>>

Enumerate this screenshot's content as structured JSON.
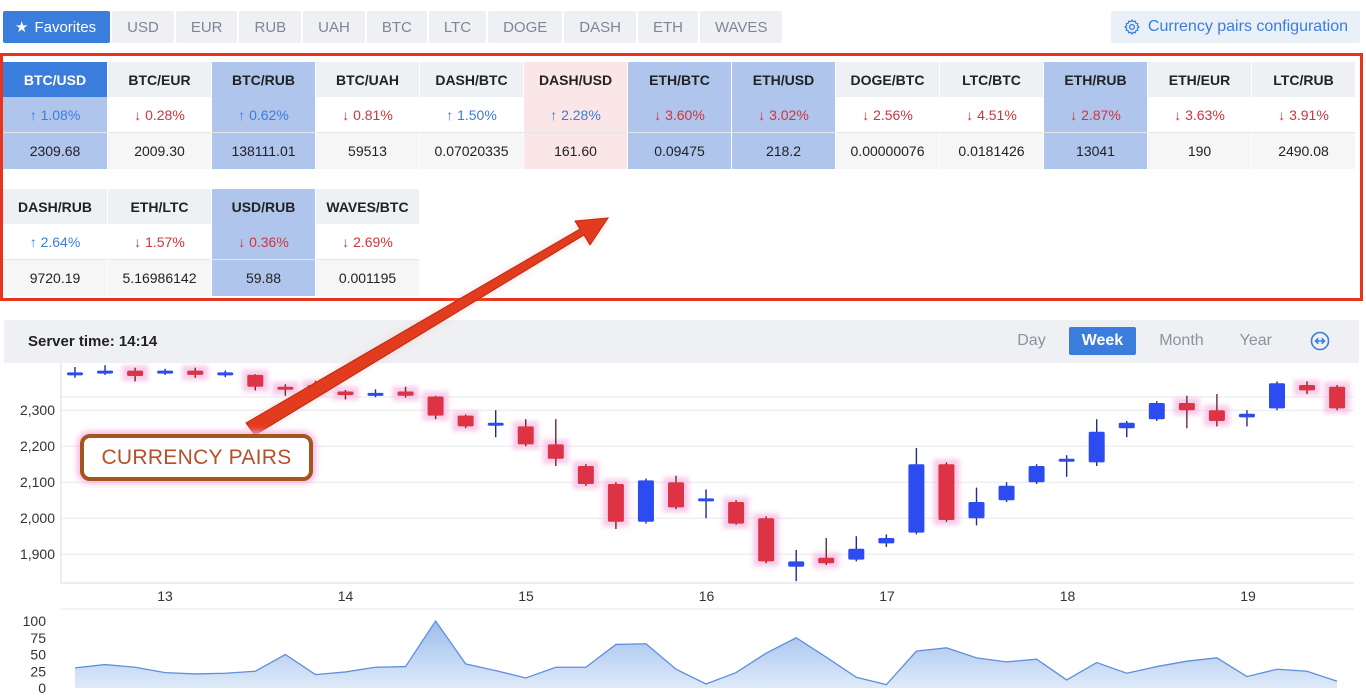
{
  "tabs": {
    "favorites_label": "Favorites",
    "items": [
      "USD",
      "EUR",
      "RUB",
      "UAH",
      "BTC",
      "LTC",
      "DOGE",
      "DASH",
      "ETH",
      "WAVES"
    ],
    "config_label": "Currency pairs configuration"
  },
  "pairs": {
    "row1": [
      {
        "name": "BTC/USD",
        "change": "↑ 1.08%",
        "price": "2309.68",
        "dir": "up",
        "state": "active"
      },
      {
        "name": "BTC/EUR",
        "change": "↓ 0.28%",
        "price": "2009.30",
        "dir": "down",
        "state": ""
      },
      {
        "name": "BTC/RUB",
        "change": "↑ 0.62%",
        "price": "138111.01",
        "dir": "up",
        "state": "sel"
      },
      {
        "name": "BTC/UAH",
        "change": "↓ 0.81%",
        "price": "59513",
        "dir": "down",
        "state": ""
      },
      {
        "name": "DASH/BTC",
        "change": "↑ 1.50%",
        "price": "0.07020335",
        "dir": "up",
        "state": ""
      },
      {
        "name": "DASH/USD",
        "change": "↑ 2.28%",
        "price": "161.60",
        "dir": "up",
        "state": "pink"
      },
      {
        "name": "ETH/BTC",
        "change": "↓ 3.60%",
        "price": "0.09475",
        "dir": "down",
        "state": "sel"
      },
      {
        "name": "ETH/USD",
        "change": "↓ 3.02%",
        "price": "218.2",
        "dir": "down",
        "state": "sel"
      },
      {
        "name": "DOGE/BTC",
        "change": "↓ 2.56%",
        "price": "0.00000076",
        "dir": "down",
        "state": ""
      },
      {
        "name": "LTC/BTC",
        "change": "↓ 4.51%",
        "price": "0.0181426",
        "dir": "down",
        "state": ""
      },
      {
        "name": "ETH/RUB",
        "change": "↓ 2.87%",
        "price": "13041",
        "dir": "down",
        "state": "sel"
      },
      {
        "name": "ETH/EUR",
        "change": "↓ 3.63%",
        "price": "190",
        "dir": "down",
        "state": ""
      },
      {
        "name": "LTC/RUB",
        "change": "↓ 3.91%",
        "price": "2490.08",
        "dir": "down",
        "state": ""
      }
    ],
    "row2": [
      {
        "name": "DASH/RUB",
        "change": "↑ 2.64%",
        "price": "9720.19",
        "dir": "up",
        "state": ""
      },
      {
        "name": "ETH/LTC",
        "change": "↓ 1.57%",
        "price": "5.16986142",
        "dir": "down",
        "state": ""
      },
      {
        "name": "USD/RUB",
        "change": "↓ 0.36%",
        "price": "59.88",
        "dir": "down",
        "state": "sel"
      },
      {
        "name": "WAVES/BTC",
        "change": "↓ 2.69%",
        "price": "0.001195",
        "dir": "down",
        "state": ""
      }
    ]
  },
  "chart": {
    "server_time": "Server time: 14:14",
    "periods": [
      "Day",
      "Week",
      "Month",
      "Year"
    ],
    "active_period": "Week"
  },
  "annotation": "CURRENCY PAIRS",
  "colors": {
    "up": "#2c4bf0",
    "down": "#dd3344",
    "accent": "#3b7ddd",
    "highlight": "#e8341f"
  },
  "chart_data": {
    "type": "candlestick",
    "x_ticks": [
      "13",
      "14",
      "15",
      "16",
      "17",
      "18",
      "19"
    ],
    "y_ticks": [
      "2,300",
      "2,200",
      "2,100",
      "2,000",
      "1,900"
    ],
    "ylim": [
      1820,
      2420
    ],
    "volume_ticks": [
      "100",
      "75",
      "50",
      "25",
      "0"
    ],
    "volume_ylim": [
      0,
      100
    ],
    "candles": [
      {
        "o": 2405,
        "c": 2405,
        "h": 2420,
        "l": 2390
      },
      {
        "o": 2405,
        "c": 2410,
        "h": 2425,
        "l": 2398
      },
      {
        "o": 2410,
        "c": 2395,
        "h": 2418,
        "l": 2380
      },
      {
        "o": 2405,
        "c": 2410,
        "h": 2415,
        "l": 2398
      },
      {
        "o": 2410,
        "c": 2398,
        "h": 2418,
        "l": 2390
      },
      {
        "o": 2398,
        "c": 2405,
        "h": 2410,
        "l": 2392
      },
      {
        "o": 2398,
        "c": 2365,
        "h": 2400,
        "l": 2355
      },
      {
        "o": 2365,
        "c": 2360,
        "h": 2372,
        "l": 2340
      },
      {
        "o": 2370,
        "c": 2355,
        "h": 2382,
        "l": 2350
      },
      {
        "o": 2352,
        "c": 2342,
        "h": 2356,
        "l": 2330
      },
      {
        "o": 2342,
        "c": 2348,
        "h": 2358,
        "l": 2336
      },
      {
        "o": 2352,
        "c": 2340,
        "h": 2365,
        "l": 2335
      },
      {
        "o": 2338,
        "c": 2285,
        "h": 2340,
        "l": 2275
      },
      {
        "o": 2285,
        "c": 2255,
        "h": 2288,
        "l": 2250
      },
      {
        "o": 2260,
        "c": 2265,
        "h": 2300,
        "l": 2225
      },
      {
        "o": 2255,
        "c": 2205,
        "h": 2275,
        "l": 2200
      },
      {
        "o": 2205,
        "c": 2165,
        "h": 2275,
        "l": 2145
      },
      {
        "o": 2145,
        "c": 2095,
        "h": 2150,
        "l": 2090
      },
      {
        "o": 2095,
        "c": 1990,
        "h": 2100,
        "l": 1970
      },
      {
        "o": 1990,
        "c": 2105,
        "h": 2110,
        "l": 1985
      },
      {
        "o": 2100,
        "c": 2030,
        "h": 2118,
        "l": 2025
      },
      {
        "o": 2050,
        "c": 2055,
        "h": 2080,
        "l": 2000
      },
      {
        "o": 2045,
        "c": 1985,
        "h": 2050,
        "l": 1982
      },
      {
        "o": 2000,
        "c": 1880,
        "h": 2005,
        "l": 1875
      },
      {
        "o": 1865,
        "c": 1880,
        "h": 1912,
        "l": 1825
      },
      {
        "o": 1890,
        "c": 1875,
        "h": 1945,
        "l": 1870
      },
      {
        "o": 1885,
        "c": 1915,
        "h": 1950,
        "l": 1880
      },
      {
        "o": 1930,
        "c": 1945,
        "h": 1955,
        "l": 1920
      },
      {
        "o": 1960,
        "c": 2150,
        "h": 2195,
        "l": 1955
      },
      {
        "o": 2150,
        "c": 1995,
        "h": 2155,
        "l": 1990
      },
      {
        "o": 2000,
        "c": 2045,
        "h": 2085,
        "l": 1980
      },
      {
        "o": 2050,
        "c": 2090,
        "h": 2100,
        "l": 2045
      },
      {
        "o": 2100,
        "c": 2145,
        "h": 2150,
        "l": 2095
      },
      {
        "o": 2160,
        "c": 2165,
        "h": 2175,
        "l": 2115
      },
      {
        "o": 2155,
        "c": 2240,
        "h": 2275,
        "l": 2145
      },
      {
        "o": 2250,
        "c": 2265,
        "h": 2270,
        "l": 2225
      },
      {
        "o": 2275,
        "c": 2320,
        "h": 2325,
        "l": 2270
      },
      {
        "o": 2320,
        "c": 2300,
        "h": 2340,
        "l": 2250
      },
      {
        "o": 2300,
        "c": 2270,
        "h": 2345,
        "l": 2255
      },
      {
        "o": 2280,
        "c": 2290,
        "h": 2300,
        "l": 2255
      },
      {
        "o": 2305,
        "c": 2375,
        "h": 2380,
        "l": 2300
      },
      {
        "o": 2370,
        "c": 2355,
        "h": 2380,
        "l": 2345
      },
      {
        "o": 2365,
        "c": 2305,
        "h": 2370,
        "l": 2300
      }
    ],
    "volume": [
      30,
      35,
      31,
      23,
      21,
      22,
      25,
      50,
      20,
      24,
      31,
      32,
      100,
      36,
      26,
      15,
      31,
      31,
      65,
      66,
      28,
      6,
      23,
      52,
      75,
      46,
      16,
      5,
      55,
      60,
      45,
      39,
      43,
      12,
      38,
      22,
      32,
      40,
      45,
      17,
      28,
      25,
      10
    ]
  }
}
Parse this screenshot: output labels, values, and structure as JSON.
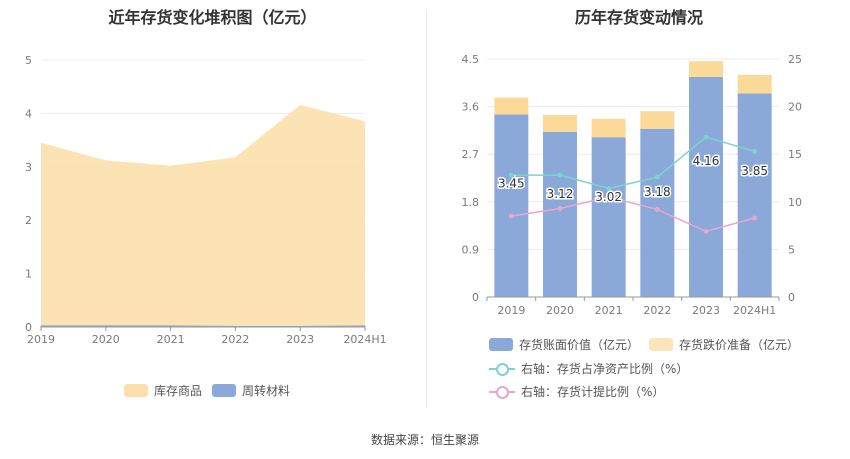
{
  "chart_data": [
    {
      "type": "area",
      "title": "近年存货变化堆积图（亿元）",
      "categories": [
        "2019",
        "2020",
        "2021",
        "2022",
        "2023",
        "2024H1"
      ],
      "y_ticks": [
        "0",
        "1",
        "2",
        "3",
        "4",
        "5"
      ],
      "ylim": [
        0,
        5
      ],
      "series": [
        {
          "name": "库存商品",
          "values": [
            3.43,
            3.1,
            3.0,
            3.17,
            4.15,
            3.83
          ],
          "color": "#fbe0ab"
        },
        {
          "name": "周转材料",
          "values": [
            0.02,
            0.02,
            0.02,
            0.01,
            0.01,
            0.02
          ],
          "color": "#8aa8d8"
        }
      ],
      "stacked": true,
      "legend_position": "bottom"
    },
    {
      "type": "bar",
      "title": "历年存货变动情况",
      "categories": [
        "2019",
        "2020",
        "2021",
        "2022",
        "2023",
        "2024H1"
      ],
      "y_left_ticks": [
        "0",
        "0.9",
        "1.8",
        "2.7",
        "3.6",
        "4.5"
      ],
      "ylim_left": [
        0,
        4.5
      ],
      "y_right_ticks": [
        "0",
        "5",
        "10",
        "15",
        "20",
        "25"
      ],
      "ylim_right": [
        0,
        25
      ],
      "series": [
        {
          "name": "存货账面价值（亿元）",
          "type": "bar",
          "axis": "left",
          "values": [
            3.45,
            3.12,
            3.02,
            3.18,
            4.16,
            3.85
          ],
          "labels": [
            "3.45",
            "3.12",
            "3.02",
            "3.18",
            "4.16",
            "3.85"
          ],
          "color": "#8aa8d8"
        },
        {
          "name": "存货跌价准备（亿元）",
          "type": "bar",
          "axis": "left",
          "values": [
            0.32,
            0.32,
            0.35,
            0.33,
            0.3,
            0.35
          ],
          "color": "#fbd999"
        },
        {
          "name": "右轴：存货占净资产比例（%）",
          "type": "line",
          "axis": "right",
          "values": [
            12.8,
            12.8,
            11.4,
            12.6,
            16.8,
            15.3
          ],
          "color": "#7dd3d0"
        },
        {
          "name": "右轴：存货计提比例（%）",
          "type": "line",
          "axis": "right",
          "values": [
            8.5,
            9.3,
            10.5,
            9.2,
            6.9,
            8.3
          ],
          "color": "#e7a6d1"
        }
      ],
      "legend_position": "bottom"
    }
  ],
  "source_text": "数据来源：恒生聚源"
}
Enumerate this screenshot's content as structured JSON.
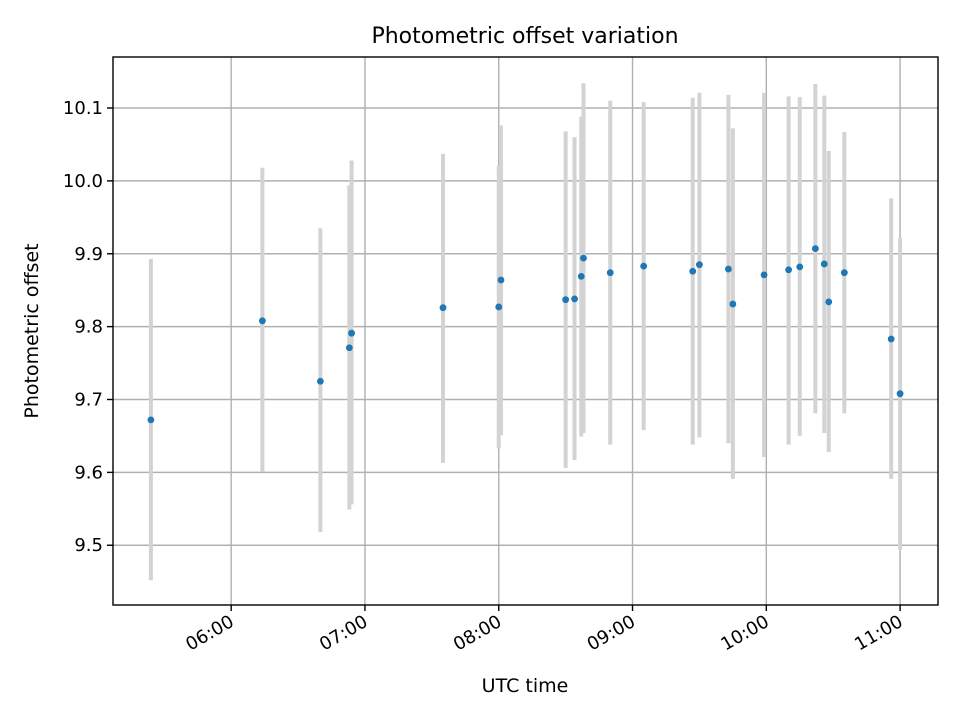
{
  "chart_data": {
    "type": "scatter",
    "title": "Photometric offset variation",
    "xlabel": "UTC time",
    "ylabel": "Photometric offset",
    "xlim": [
      "05:07",
      "11:17"
    ],
    "ylim": [
      9.418,
      10.17
    ],
    "x_ticks": [
      "06:00",
      "07:00",
      "08:00",
      "09:00",
      "10:00",
      "11:00"
    ],
    "y_ticks": [
      9.5,
      9.6,
      9.7,
      9.8,
      9.9,
      10.0,
      10.1
    ],
    "y_tick_labels": [
      "9.5",
      "9.6",
      "9.7",
      "9.8",
      "9.9",
      "10.0",
      "10.1"
    ],
    "grid": true,
    "colors": {
      "marker": "#1f77b4",
      "errorbar": "#d3d3d3"
    },
    "series": [
      {
        "points": [
          {
            "time": "05:24",
            "value": 9.672,
            "err_low": 9.452,
            "err_high": 9.893
          },
          {
            "time": "06:14",
            "value": 9.808,
            "err_low": 9.601,
            "err_high": 10.018
          },
          {
            "time": "06:40",
            "value": 9.725,
            "err_low": 9.518,
            "err_high": 9.935
          },
          {
            "time": "06:53",
            "value": 9.771,
            "err_low": 9.549,
            "err_high": 9.994
          },
          {
            "time": "06:54",
            "value": 9.791,
            "err_low": 9.556,
            "err_high": 10.028
          },
          {
            "time": "07:35",
            "value": 9.826,
            "err_low": 9.613,
            "err_high": 10.037
          },
          {
            "time": "08:00",
            "value": 9.827,
            "err_low": 9.633,
            "err_high": 10.021
          },
          {
            "time": "08:01",
            "value": 9.864,
            "err_low": 9.651,
            "err_high": 10.076
          },
          {
            "time": "08:30",
            "value": 9.837,
            "err_low": 9.606,
            "err_high": 10.068
          },
          {
            "time": "08:34",
            "value": 9.838,
            "err_low": 9.617,
            "err_high": 10.06
          },
          {
            "time": "08:37",
            "value": 9.869,
            "err_low": 9.649,
            "err_high": 10.088
          },
          {
            "time": "08:38",
            "value": 9.894,
            "err_low": 9.654,
            "err_high": 10.134
          },
          {
            "time": "08:50",
            "value": 9.874,
            "err_low": 9.638,
            "err_high": 10.11
          },
          {
            "time": "09:05",
            "value": 9.883,
            "err_low": 9.658,
            "err_high": 10.108
          },
          {
            "time": "09:27",
            "value": 9.876,
            "err_low": 9.638,
            "err_high": 10.114
          },
          {
            "time": "09:30",
            "value": 9.885,
            "err_low": 9.648,
            "err_high": 10.121
          },
          {
            "time": "09:43",
            "value": 9.879,
            "err_low": 9.64,
            "err_high": 10.118
          },
          {
            "time": "09:45",
            "value": 9.831,
            "err_low": 9.591,
            "err_high": 10.072
          },
          {
            "time": "09:59",
            "value": 9.871,
            "err_low": 9.621,
            "err_high": 10.121
          },
          {
            "time": "10:10",
            "value": 9.878,
            "err_low": 9.638,
            "err_high": 10.116
          },
          {
            "time": "10:15",
            "value": 9.882,
            "err_low": 9.65,
            "err_high": 10.115
          },
          {
            "time": "10:22",
            "value": 9.907,
            "err_low": 9.681,
            "err_high": 10.133
          },
          {
            "time": "10:26",
            "value": 9.886,
            "err_low": 9.654,
            "err_high": 10.117
          },
          {
            "time": "10:28",
            "value": 9.834,
            "err_low": 9.628,
            "err_high": 10.041
          },
          {
            "time": "10:35",
            "value": 9.874,
            "err_low": 9.681,
            "err_high": 10.067
          },
          {
            "time": "10:56",
            "value": 9.783,
            "err_low": 9.591,
            "err_high": 9.976
          },
          {
            "time": "11:00",
            "value": 9.708,
            "err_low": 9.494,
            "err_high": 9.922
          }
        ]
      }
    ]
  }
}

<<

• _What is required_
Only the number is wanted: how many lines in the data include the string "Photometric"?

• _Solution_
2